> Task prompt
Could you print every record below exactly as written?
-------------------------
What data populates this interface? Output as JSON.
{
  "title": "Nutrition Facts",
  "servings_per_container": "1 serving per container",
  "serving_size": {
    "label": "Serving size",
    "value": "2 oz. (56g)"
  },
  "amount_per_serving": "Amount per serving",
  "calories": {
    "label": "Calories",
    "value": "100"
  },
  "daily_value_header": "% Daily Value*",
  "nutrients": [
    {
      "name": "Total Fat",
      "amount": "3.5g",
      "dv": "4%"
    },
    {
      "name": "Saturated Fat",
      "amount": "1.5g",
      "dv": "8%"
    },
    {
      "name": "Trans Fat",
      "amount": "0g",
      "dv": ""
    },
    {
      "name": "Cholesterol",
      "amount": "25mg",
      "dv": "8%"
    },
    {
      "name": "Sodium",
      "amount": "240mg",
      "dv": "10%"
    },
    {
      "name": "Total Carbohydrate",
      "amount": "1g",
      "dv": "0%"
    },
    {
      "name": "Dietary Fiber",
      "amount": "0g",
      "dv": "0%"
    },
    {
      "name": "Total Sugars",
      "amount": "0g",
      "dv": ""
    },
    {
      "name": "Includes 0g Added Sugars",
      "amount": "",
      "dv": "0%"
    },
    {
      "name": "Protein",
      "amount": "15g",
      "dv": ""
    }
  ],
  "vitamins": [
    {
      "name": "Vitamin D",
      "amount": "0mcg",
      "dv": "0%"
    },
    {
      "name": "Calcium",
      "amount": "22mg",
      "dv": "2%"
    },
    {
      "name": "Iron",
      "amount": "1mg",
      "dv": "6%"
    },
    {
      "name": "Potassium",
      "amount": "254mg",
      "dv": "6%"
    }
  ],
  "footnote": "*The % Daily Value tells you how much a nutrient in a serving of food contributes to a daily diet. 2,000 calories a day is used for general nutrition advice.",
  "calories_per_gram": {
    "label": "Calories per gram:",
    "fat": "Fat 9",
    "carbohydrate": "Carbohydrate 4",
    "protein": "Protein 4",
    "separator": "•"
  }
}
-------------------------
> Written answer
What data populates this interface? Output as JSON.
{
  "title": "Nutrition Facts",
  "servings_per_container": "1 serving per container",
  "serving_size": {
    "label": "Serving size",
    "value": "2 oz. (56g)"
  },
  "amount_per_serving": "Amount per serving",
  "calories": {
    "label": "Calories",
    "value": "100"
  },
  "daily_value_header": "% Daily Value*",
  "nutrients": [
    {
      "name": "Total Fat",
      "amount": "3.5g",
      "dv": "4%"
    },
    {
      "name": "Saturated Fat",
      "amount": "1.5g",
      "dv": "8%"
    },
    {
      "name": "Trans Fat",
      "amount": "0g",
      "dv": ""
    },
    {
      "name": "Cholesterol",
      "amount": "25mg",
      "dv": "8%"
    },
    {
      "name": "Sodium",
      "amount": "240mg",
      "dv": "10%"
    },
    {
      "name": "Total Carbohydrate",
      "amount": "1g",
      "dv": "0%"
    },
    {
      "name": "Dietary Fiber",
      "amount": "0g",
      "dv": "0%"
    },
    {
      "name": "Total Sugars",
      "amount": "0g",
      "dv": ""
    },
    {
      "name": "Includes 0g Added Sugars",
      "amount": "",
      "dv": "0%"
    },
    {
      "name": "Protein",
      "amount": "15g",
      "dv": ""
    }
  ],
  "vitamins": [
    {
      "name": "Vitamin D",
      "amount": "0mcg",
      "dv": "0%"
    },
    {
      "name": "Calcium",
      "amount": "22mg",
      "dv": "2%"
    },
    {
      "name": "Iron",
      "amount": "1mg",
      "dv": "6%"
    },
    {
      "name": "Potassium",
      "amount": "254mg",
      "dv": "6%"
    }
  ],
  "footnote": "*The % Daily Value tells you how much a nutrient in a serving of food contributes to a daily diet. 2,000 calories a day is used for general nutrition advice.",
  "calories_per_gram": {
    "label": "Calories per gram:",
    "fat": "Fat 9",
    "carbohydrate": "Carbohydrate 4",
    "protein": "Protein 4",
    "separator": "•"
  }
}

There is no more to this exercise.